Supplied information:

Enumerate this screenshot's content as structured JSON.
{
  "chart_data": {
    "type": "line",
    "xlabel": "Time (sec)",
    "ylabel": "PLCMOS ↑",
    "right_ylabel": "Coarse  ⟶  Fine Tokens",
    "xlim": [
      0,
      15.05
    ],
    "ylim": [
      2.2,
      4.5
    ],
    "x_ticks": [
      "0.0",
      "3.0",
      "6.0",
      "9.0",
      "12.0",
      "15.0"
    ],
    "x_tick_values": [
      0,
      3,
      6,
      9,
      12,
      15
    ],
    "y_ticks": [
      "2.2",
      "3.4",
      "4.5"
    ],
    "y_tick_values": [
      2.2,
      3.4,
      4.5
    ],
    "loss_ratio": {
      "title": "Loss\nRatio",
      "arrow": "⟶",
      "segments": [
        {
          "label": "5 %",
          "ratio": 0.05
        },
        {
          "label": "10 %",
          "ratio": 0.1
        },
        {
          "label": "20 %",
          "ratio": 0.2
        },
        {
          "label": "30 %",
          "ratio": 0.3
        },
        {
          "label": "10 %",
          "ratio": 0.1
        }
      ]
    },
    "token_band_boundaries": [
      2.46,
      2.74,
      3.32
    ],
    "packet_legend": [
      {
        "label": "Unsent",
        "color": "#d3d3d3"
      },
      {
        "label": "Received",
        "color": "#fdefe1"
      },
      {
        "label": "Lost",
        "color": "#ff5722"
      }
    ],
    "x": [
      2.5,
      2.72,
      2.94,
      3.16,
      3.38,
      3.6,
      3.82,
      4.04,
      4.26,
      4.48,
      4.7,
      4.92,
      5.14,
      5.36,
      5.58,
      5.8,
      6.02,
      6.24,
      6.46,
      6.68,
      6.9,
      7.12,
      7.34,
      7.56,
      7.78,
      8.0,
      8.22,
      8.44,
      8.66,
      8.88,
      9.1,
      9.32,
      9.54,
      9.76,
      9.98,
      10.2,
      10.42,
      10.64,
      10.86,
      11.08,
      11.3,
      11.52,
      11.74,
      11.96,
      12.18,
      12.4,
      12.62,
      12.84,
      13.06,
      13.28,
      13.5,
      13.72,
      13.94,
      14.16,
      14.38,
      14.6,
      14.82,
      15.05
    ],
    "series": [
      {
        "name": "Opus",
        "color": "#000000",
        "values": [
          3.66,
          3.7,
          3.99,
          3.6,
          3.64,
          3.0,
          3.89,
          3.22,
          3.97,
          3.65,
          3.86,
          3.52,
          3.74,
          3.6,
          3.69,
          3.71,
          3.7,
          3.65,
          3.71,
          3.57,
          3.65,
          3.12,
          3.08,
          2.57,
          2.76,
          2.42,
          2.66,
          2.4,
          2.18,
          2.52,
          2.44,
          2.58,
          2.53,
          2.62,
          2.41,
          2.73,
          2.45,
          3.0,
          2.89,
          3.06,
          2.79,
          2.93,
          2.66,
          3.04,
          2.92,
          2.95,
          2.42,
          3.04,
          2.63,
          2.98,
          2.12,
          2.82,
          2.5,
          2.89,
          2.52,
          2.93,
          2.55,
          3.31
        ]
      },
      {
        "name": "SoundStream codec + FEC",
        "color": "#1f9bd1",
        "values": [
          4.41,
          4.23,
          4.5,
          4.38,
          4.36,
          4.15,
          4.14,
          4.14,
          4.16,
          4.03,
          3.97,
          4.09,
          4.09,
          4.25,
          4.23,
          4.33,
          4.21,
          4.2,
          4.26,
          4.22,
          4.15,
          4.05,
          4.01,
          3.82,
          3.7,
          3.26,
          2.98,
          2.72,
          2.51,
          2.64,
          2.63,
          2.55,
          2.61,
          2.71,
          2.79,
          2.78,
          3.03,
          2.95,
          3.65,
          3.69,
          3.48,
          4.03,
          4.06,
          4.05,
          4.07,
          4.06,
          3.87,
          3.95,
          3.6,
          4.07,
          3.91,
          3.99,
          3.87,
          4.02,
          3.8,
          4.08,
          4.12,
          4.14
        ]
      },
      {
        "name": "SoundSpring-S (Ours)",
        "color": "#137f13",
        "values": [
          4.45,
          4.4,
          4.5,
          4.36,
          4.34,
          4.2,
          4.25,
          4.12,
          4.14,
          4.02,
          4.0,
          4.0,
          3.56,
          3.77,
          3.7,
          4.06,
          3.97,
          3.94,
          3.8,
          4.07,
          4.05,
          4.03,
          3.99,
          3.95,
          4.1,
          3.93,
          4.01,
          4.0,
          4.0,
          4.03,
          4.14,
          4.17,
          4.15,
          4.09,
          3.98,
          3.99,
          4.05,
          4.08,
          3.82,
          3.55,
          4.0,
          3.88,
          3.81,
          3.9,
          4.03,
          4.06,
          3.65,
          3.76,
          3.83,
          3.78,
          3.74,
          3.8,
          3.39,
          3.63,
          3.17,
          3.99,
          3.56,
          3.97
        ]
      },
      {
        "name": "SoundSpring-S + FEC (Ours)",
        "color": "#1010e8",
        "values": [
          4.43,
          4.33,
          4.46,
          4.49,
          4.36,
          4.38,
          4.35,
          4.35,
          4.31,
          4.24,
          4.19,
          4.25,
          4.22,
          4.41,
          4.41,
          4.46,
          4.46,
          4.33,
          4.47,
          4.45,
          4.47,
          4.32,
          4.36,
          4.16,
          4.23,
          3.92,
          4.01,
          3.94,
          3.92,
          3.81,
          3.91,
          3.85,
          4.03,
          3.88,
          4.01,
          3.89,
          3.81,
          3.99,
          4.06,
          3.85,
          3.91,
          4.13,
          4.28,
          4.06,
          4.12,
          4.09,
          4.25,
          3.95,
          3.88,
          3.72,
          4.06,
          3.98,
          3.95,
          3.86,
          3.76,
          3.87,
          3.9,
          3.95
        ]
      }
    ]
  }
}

Exercise brief: Write every line of the material above again, exactly.

Task answer:
Enumerate this screenshot's content as structured JSON.
{
  "chart_data": {
    "type": "line",
    "xlabel": "Time (sec)",
    "ylabel": "PLCMOS ↑",
    "right_ylabel": "Coarse  ⟶  Fine Tokens",
    "xlim": [
      0,
      15.05
    ],
    "ylim": [
      2.2,
      4.5
    ],
    "x_ticks": [
      "0.0",
      "3.0",
      "6.0",
      "9.0",
      "12.0",
      "15.0"
    ],
    "x_tick_values": [
      0,
      3,
      6,
      9,
      12,
      15
    ],
    "y_ticks": [
      "2.2",
      "3.4",
      "4.5"
    ],
    "y_tick_values": [
      2.2,
      3.4,
      4.5
    ],
    "loss_ratio": {
      "title": "Loss\nRatio",
      "arrow": "⟶",
      "segments": [
        {
          "label": "5 %",
          "ratio": 0.05
        },
        {
          "label": "10 %",
          "ratio": 0.1
        },
        {
          "label": "20 %",
          "ratio": 0.2
        },
        {
          "label": "30 %",
          "ratio": 0.3
        },
        {
          "label": "10 %",
          "ratio": 0.1
        }
      ]
    },
    "token_band_boundaries": [
      2.46,
      2.74,
      3.32
    ],
    "packet_legend": [
      {
        "label": "Unsent",
        "color": "#d3d3d3"
      },
      {
        "label": "Received",
        "color": "#fdefe1"
      },
      {
        "label": "Lost",
        "color": "#ff5722"
      }
    ],
    "x": [
      2.5,
      2.72,
      2.94,
      3.16,
      3.38,
      3.6,
      3.82,
      4.04,
      4.26,
      4.48,
      4.7,
      4.92,
      5.14,
      5.36,
      5.58,
      5.8,
      6.02,
      6.24,
      6.46,
      6.68,
      6.9,
      7.12,
      7.34,
      7.56,
      7.78,
      8.0,
      8.22,
      8.44,
      8.66,
      8.88,
      9.1,
      9.32,
      9.54,
      9.76,
      9.98,
      10.2,
      10.42,
      10.64,
      10.86,
      11.08,
      11.3,
      11.52,
      11.74,
      11.96,
      12.18,
      12.4,
      12.62,
      12.84,
      13.06,
      13.28,
      13.5,
      13.72,
      13.94,
      14.16,
      14.38,
      14.6,
      14.82,
      15.05
    ],
    "series": [
      {
        "name": "Opus",
        "color": "#000000",
        "values": [
          3.66,
          3.7,
          3.99,
          3.6,
          3.64,
          3.0,
          3.89,
          3.22,
          3.97,
          3.65,
          3.86,
          3.52,
          3.74,
          3.6,
          3.69,
          3.71,
          3.7,
          3.65,
          3.71,
          3.57,
          3.65,
          3.12,
          3.08,
          2.57,
          2.76,
          2.42,
          2.66,
          2.4,
          2.18,
          2.52,
          2.44,
          2.58,
          2.53,
          2.62,
          2.41,
          2.73,
          2.45,
          3.0,
          2.89,
          3.06,
          2.79,
          2.93,
          2.66,
          3.04,
          2.92,
          2.95,
          2.42,
          3.04,
          2.63,
          2.98,
          2.12,
          2.82,
          2.5,
          2.89,
          2.52,
          2.93,
          2.55,
          3.31
        ]
      },
      {
        "name": "SoundStream codec + FEC",
        "color": "#1f9bd1",
        "values": [
          4.41,
          4.23,
          4.5,
          4.38,
          4.36,
          4.15,
          4.14,
          4.14,
          4.16,
          4.03,
          3.97,
          4.09,
          4.09,
          4.25,
          4.23,
          4.33,
          4.21,
          4.2,
          4.26,
          4.22,
          4.15,
          4.05,
          4.01,
          3.82,
          3.7,
          3.26,
          2.98,
          2.72,
          2.51,
          2.64,
          2.63,
          2.55,
          2.61,
          2.71,
          2.79,
          2.78,
          3.03,
          2.95,
          3.65,
          3.69,
          3.48,
          4.03,
          4.06,
          4.05,
          4.07,
          4.06,
          3.87,
          3.95,
          3.6,
          4.07,
          3.91,
          3.99,
          3.87,
          4.02,
          3.8,
          4.08,
          4.12,
          4.14
        ]
      },
      {
        "name": "SoundSpring-S (Ours)",
        "color": "#137f13",
        "values": [
          4.45,
          4.4,
          4.5,
          4.36,
          4.34,
          4.2,
          4.25,
          4.12,
          4.14,
          4.02,
          4.0,
          4.0,
          3.56,
          3.77,
          3.7,
          4.06,
          3.97,
          3.94,
          3.8,
          4.07,
          4.05,
          4.03,
          3.99,
          3.95,
          4.1,
          3.93,
          4.01,
          4.0,
          4.0,
          4.03,
          4.14,
          4.17,
          4.15,
          4.09,
          3.98,
          3.99,
          4.05,
          4.08,
          3.82,
          3.55,
          4.0,
          3.88,
          3.81,
          3.9,
          4.03,
          4.06,
          3.65,
          3.76,
          3.83,
          3.78,
          3.74,
          3.8,
          3.39,
          3.63,
          3.17,
          3.99,
          3.56,
          3.97
        ]
      },
      {
        "name": "SoundSpring-S + FEC (Ours)",
        "color": "#1010e8",
        "values": [
          4.43,
          4.33,
          4.46,
          4.49,
          4.36,
          4.38,
          4.35,
          4.35,
          4.31,
          4.24,
          4.19,
          4.25,
          4.22,
          4.41,
          4.41,
          4.46,
          4.46,
          4.33,
          4.47,
          4.45,
          4.47,
          4.32,
          4.36,
          4.16,
          4.23,
          3.92,
          4.01,
          3.94,
          3.92,
          3.81,
          3.91,
          3.85,
          4.03,
          3.88,
          4.01,
          3.89,
          3.81,
          3.99,
          4.06,
          3.85,
          3.91,
          4.13,
          4.28,
          4.06,
          4.12,
          4.09,
          4.25,
          3.95,
          3.88,
          3.72,
          4.06,
          3.98,
          3.95,
          3.86,
          3.76,
          3.87,
          3.9,
          3.95
        ]
      }
    ]
  }
}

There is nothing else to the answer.